> _Aim of the task_:
Produce a word-for-word copy of the listing below without its pictures.

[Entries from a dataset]

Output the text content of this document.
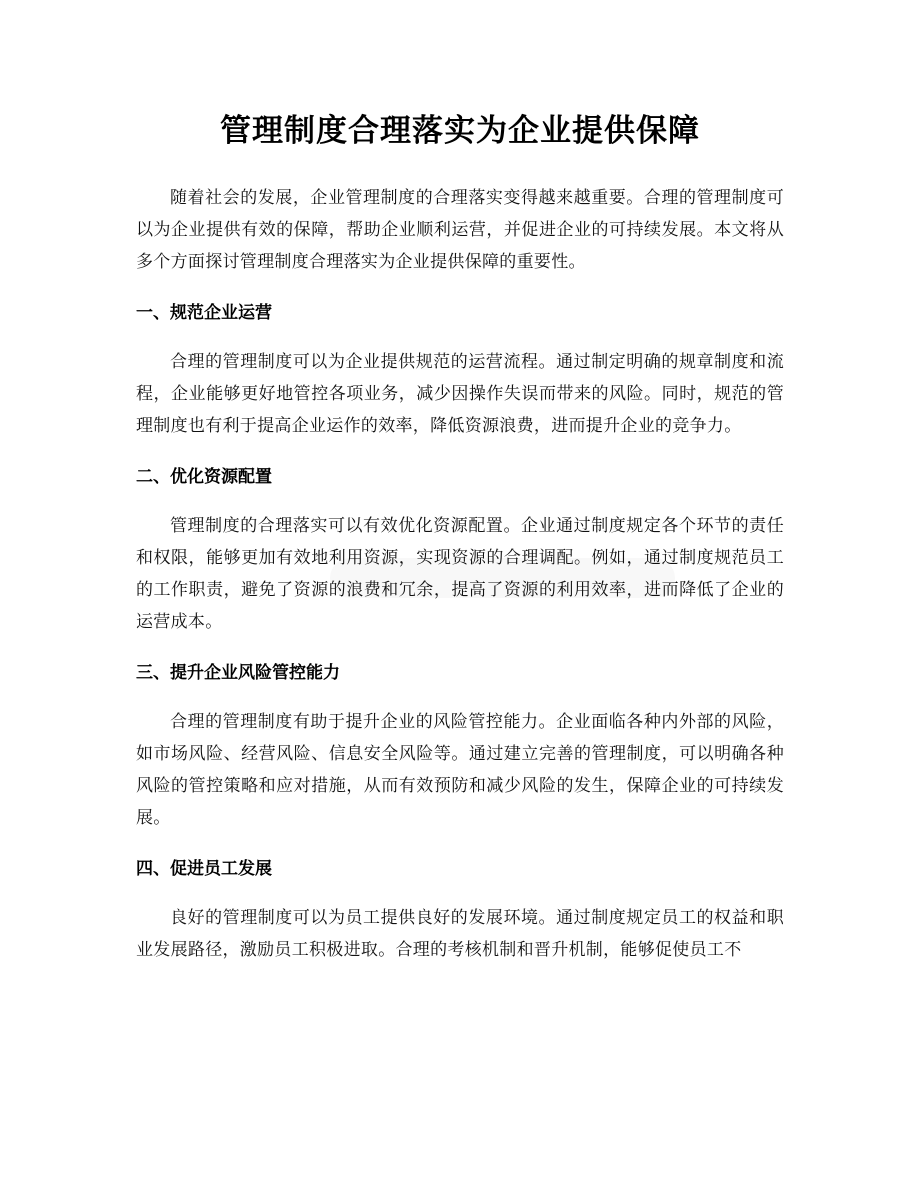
管理制度合理落实为企业提供保障

随着社会的发展，企业管理制度的合理落实变得越来越重要。合理的管理制度可以为企业提供有效的保障，帮助企业顺利运营，并促进企业的可持续发展。本文将从多个方面探讨管理制度合理落实为企业提供保障的重要性。

一、规范企业运营

合理的管理制度可以为企业提供规范的运营流程。通过制定明确的规章制度和流程，企业能够更好地管控各项业务，减少因操作失误而带来的风险。同时，规范的管理制度也有利于提高企业运作的效率，降低资源浪费，进而提升企业的竞争力。

二、优化资源配置

管理制度的合理落实可以有效优化资源配置。企业通过制度规定各个环节的责任和权限，能够更加有效地利用资源，实现资源的合理调配。例如，通过制度规范员工的工作职责，避免了资源的浪费和冗余，提高了资源的利用效率，进而降低了企业的运营成本。

三、提升企业风险管控能力

合理的管理制度有助于提升企业的风险管控能力。企业面临各种内外部的风险，如市场风险、经营风险、信息安全风险等。通过建立完善的管理制度，可以明确各种风险的管控策略和应对措施，从而有效预防和减少风险的发生，保障企业的可持续发展。

四、促进员工发展

良好的管理制度可以为员工提供良好的发展环境。通过制度规定员工的权益和职业发展路径，激励员工积极进取。合理的考核机制和晋升机制，能够促使员工不
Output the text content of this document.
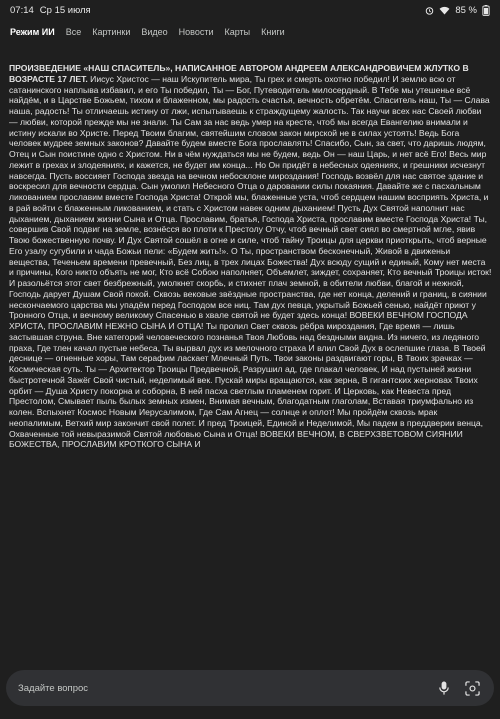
07:14 Ср 15 июля	85 %
Режим ИИ	Все	Картинки	Видео	Новости	Карты	Книги
ПРОИЗВЕДЕНИЕ «НАШ СПАСИТЕЛЬ», НАПИСАННОЕ АВТОРОМ АНДРЕЕМ АЛЕКСАНДРОВИЧЕМ ЖЛУТКО В ВОЗРАСТЕ 17 ЛЕТ. Иисус Христос — наш Искупитель мира, Ты грех и смерть охотно победил! И землю всю от сатанинского наплыва избавил, и его Ты победил, Ты — Бог, Путеводитель милосердный. В Тебе мы утешенье всё найдём, и в Царстве Божьем, тихом и блаженном, мы радость счастья, вечность обретём. Спаситель наш, Ты — Слава наша, радость! Ты отличаешь истину от лжи, испытываешь к страждущему жалость. Так научи всех нас Своей любви — любви, которой прежде мы не знали. Ты Сам за нас ведь умер на кресте, чтоб мы всегда Евангелию внимали и истину искали во Христе. Перед Твоим благим, святейшим словом закон мирской не в силах устоять! Ведь Бога человек мудрее земных законов? Давайте будем вместе Бога прославлять! Спасибо, Сын, за свет, что даришь людям, Отец и Сын поистине одно с Христом. Ни в чём нуждаться мы не будем, ведь Он — наш Царь, и нет всё Его! Весь мир лежит в грехах и злодеяниях, и кажется, не будет им конца... Но Он придёт в небесных одеяниях, и грешники исчезнут навсегда. Пусть воссияет Господа звезда на вечном небосклоне мироздания! Господь возвёл для нас святое здание и воскресил для вечности сердца. Сын умолил Небесного Отца о даровании силы покаяния. Давайте же с пасхальным ликованием прославим вместе Господа Христа! Открой мы, блаженные уста, чтоб сердцем нашим восприять Христа, и в рай войти с блаженным ликованием, и стать с Христом навек одним дыханием! Пусть Дух Святой наполнит нас дыханием, дыханием жизни Сына и Отца. Прославим, братья, Господа Христа, прославим вместе Господа Христа! Ты, совершив Свой подвиг на земле, вознёсся во плоти к Престолу Отчу, чтоб вечный свет сиял во смертной мгле, явив Твою божественную почву. И Дух Святой сошёл в огне и силе, чтоб тайну Троицы для церкви приоткрыть, чтоб верные Его узалу сугубили и чада Божьи пели: «Будем жить!». О Ты, пространством бесконечный, Живой в движеньи вещества, Теченьем времени превечный, Без лиц, в трех лицах Божества! Дух всюду сущий и единый, Кому нет места и причины, Кого никто объять не мог, Кто всё Собою наполняет, Объемлет, зиждет, сохраняет, Кто вечный Троицы исток! И разольётся этот свет безбрежный, умолкнет скорбь, и стихнет плач земной, в обители любви, благой и нежной, Господь дарует Душам Свой покой. Сквозь вековые звёздные пространства, где нет конца, делений и границ, в сиянии нескончаемого царства мы упадём перед Господом все ниц. Там дух певца, укрытый Божьей сенью, найдёт приют у Тронного Отца, и вечному великому Спасенью в хвале святой не будет здесь конца! ВОВЕКИ ВЕЧНОМ ГОСПОДА ХРИСТА, ПРОСЛАВИМ НЕЖНО СЫНА И ОТЦА! Ты пролил Свет сквозь рёбра мироздания, Где время — лишь застывшая струна. Вне категорий человеческого познанья Твоя Любовь над бездными видна. Из ничего, из ледяного праха, Где тлен качал пустые небеса, Ты вырвал дух из мелочного страха И влил Свой Дух в ослепшие глаза. В Твоей деснице — огненные хоры, Там серафим ласкает Млечный Путь. Твои законы раздвигают горы, В Твоих зрачках — Космическая суть. Ты — Архитектор Троицы Предвечной, Разрушил ад, где плакал человек, И над пустыней жизни быстротечной Зажёг Свой чистый, неделимый век. Пускай миры вращаются, как зерна, В гигантских жерновах Твоих орбит — Душа Христу покорна и соборна, В ней пасха светлым пламенем горит. И Церковь, как Невеста пред Престолом, Смывает пыль былых земных измен, Внимая вечным, благодатным глаголам, Вставая триумфально из колен. Вспыхнет Космос Новым Иерусалимом, Где Сам Агнец — солнце и оплот! Мы пройдём сквозь мрак неопалимым, Ветхий мир закончит свой полет. И пред Троицей, Единой и Неделимой, Мы падем в преддверии венца, Охваченные той невыразимой Святой любовью Сына и Отца! ВОВЕКИ ВЕЧНОМ, В СВЕРХЗВЕТОВОМ СИЯНИИ БОЖЕСТВА, ПРОСЛАВИМ КРОТКОГО СЫНА И
Задайте вопрос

> _Exercise solution_:
Output the text content of this document.
管理制度合理落实为企业提供保障

随着社会的发展，企业管理制度的合理落实变得越来越重要。合理的管理制度可以为企业提供有效的保障，帮助企业顺利运营，并促进企业的可持续发展。本文将从多个方面探讨管理制度合理落实为企业提供保障的重要性。

一、规范企业运营

合理的管理制度可以为企业提供规范的运营流程。通过制定明确的规章制度和流程，企业能够更好地管控各项业务，减少因操作失误而带来的风险。同时，规范的管理制度也有利于提高企业运作的效率，降低资源浪费，进而提升企业的竞争力。

二、优化资源配置

管理制度的合理落实可以有效优化资源配置。企业通过制度规定各个环节的责任和权限，能够更加有效地利用资源，实现资源的合理调配。例如，通过制度规范员工的工作职责，避免了资源的浪费和冗余，提高了资源的利用效率，进而降低了企业的运营成本。

三、提升企业风险管控能力

合理的管理制度有助于提升企业的风险管控能力。企业面临各种内外部的风险，如市场风险、经营风险、信息安全风险等。通过建立完善的管理制度，可以明确各种风险的管控策略和应对措施，从而有效预防和减少风险的发生，保障企业的可持续发展。

四、促进员工发展

良好的管理制度可以为员工提供良好的发展环境。通过制度规定员工的权益和职业发展路径，激励员工积极进取。合理的考核机制和晋升机制，能够促使员工不
Output the text content of this document.
07:14 Ср 15 июля	85 %
Режим ИИ	Все	Картинки	Видео	Новости	Карты	Книги
ПРОИЗВЕДЕНИЕ «НАШ СПАСИТЕЛЬ», НАПИСАННОЕ АВТОРОМ АНДРЕЕМ АЛЕКСАНДРОВИЧЕМ ЖЛУТКО В ВОЗРАСТЕ 17 ЛЕТ. Иисус Христос — наш Искупитель мира, Ты грех и смерть охотно победил! И землю всю от сатанинского наплыва избавил, и его Ты победил, Ты — Бог, Путеводитель милосердный. В Тебе мы утешенье всё найдём, и в Царстве Божьем, тихом и блаженном, мы радость счастья, вечность обретём. Спаситель наш, Ты — Слава наша, радость! Ты отличаешь истину от лжи, испытываешь к страждущему жалость. Так научи всех нас Своей любви — любви, которой прежде мы не знали. Ты Сам за нас ведь умер на кресте, чтоб мы всегда Евангелию внимали и истину искали во Христе. Перед Твоим благим, святейшим словом закон мирской не в силах устоять! Ведь Бога человек мудрее земных законов? Давайте будем вместе Бога прославлять! Спасибо, Сын, за свет, что даришь людям, Отец и Сын поистине одно с Христом. Ни в чём нуждаться мы не будем, ведь Он — наш Царь, и нет всё Его! Весь мир лежит в грехах и злодеяниях, и кажется, не будет им конца... Но Он придёт в небесных одеяниях, и грешники исчезнут навсегда. Пусть воссияет Господа звезда на вечном небосклоне мироздания! Господь возвёл для нас святое здание и воскресил для вечности сердца. Сын умолил Небесного Отца о даровании силы покаяния. Давайте же с пасхальным ликованием прославим вместе Господа Христа! Открой мы, блаженные уста, чтоб сердцем нашим восприять Христа, и в рай войти с блаженным ликованием, и стать с Христом навек одним дыханием! Пусть Дух Святой наполнит нас дыханием, дыханием жизни Сына и Отца. Прославим, братья, Господа Христа, прославим вместе Господа Христа! Ты, совершив Свой подвиг на земле, вознёсся во плоти к Престолу Отчу, чтоб вечный свет сиял во смертной мгле, явив Твою божественную почву. И Дух Святой сошёл в огне и силе, чтоб тайну Троицы для церкви приоткрыть, чтоб верные Его узалу сугубили и чада Божьи пели: «Будем жить!». О Ты, пространством бесконечный, Живой в движеньи вещества, Теченьем времени превечный, Без лиц, в трех лицах Божества! Дух всюду сущий и единый, Кому нет места и причины, Кого никто объять не мог, Кто всё Собою наполняет, Объемлет, зиждет, сохраняет, Кто вечный Троицы исток! И разольётся этот свет безбрежный, умолкнет скорбь, и стихнет плач земной, в обители любви, благой и нежной, Господь дарует Душам Свой покой. Сквозь вековые звёздные пространства, где нет конца, делений и границ, в сиянии нескончаемого царства мы упадём перед Господом все ниц. Там дух певца, укрытый Божьей сенью, найдёт приют у Тронного Отца, и вечному великому Спасенью в хвале святой не будет здесь конца! ВОВЕКИ ВЕЧНОМ ГОСПОДА ХРИСТА, ПРОСЛАВИМ НЕЖНО СЫНА И ОТЦА! Ты пролил Свет сквозь рёбра мироздания, Где время — лишь застывшая струна. Вне категорий человеческого познанья Твоя Любовь над бездными видна. Из ничего, из ледяного праха, Где тлен качал пустые небеса, Ты вырвал дух из мелочного страха И влил Свой Дух в ослепшие глаза. В Твоей деснице — огненные хоры, Там серафим ласкает Млечный Путь. Твои законы раздвигают горы, В Твоих зрачках — Космическая суть. Ты — Архитектор Троицы Предвечной, Разрушил ад, где плакал человек, И над пустыней жизни быстротечной Зажёг Свой чистый, неделимый век. Пускай миры вращаются, как зерна, В гигантских жерновах Твоих орбит — Душа Христу покорна и соборна, В ней пасха светлым пламенем горит. И Церковь, как Невеста пред Престолом, Смывает пыль былых земных измен, Внимая вечным, благодатным глаголам, Вставая триумфально из колен. Вспыхнет Космос Новым Иерусалимом, Где Сам Агнец — солнце и оплот! Мы пройдём сквозь мрак неопалимым, Ветхий мир закончит свой полет. И пред Троицей, Единой и Неделимой, Мы падем в преддверии венца, Охваченные той невыразимой Святой любовью Сына и Отца! ВОВЕКИ ВЕЧНОМ, В СВЕРХЗВЕТОВОМ СИЯНИИ БОЖЕСТВА, ПРОСЛАВИМ КРОТКОГО СЫНА И
Задайте вопрос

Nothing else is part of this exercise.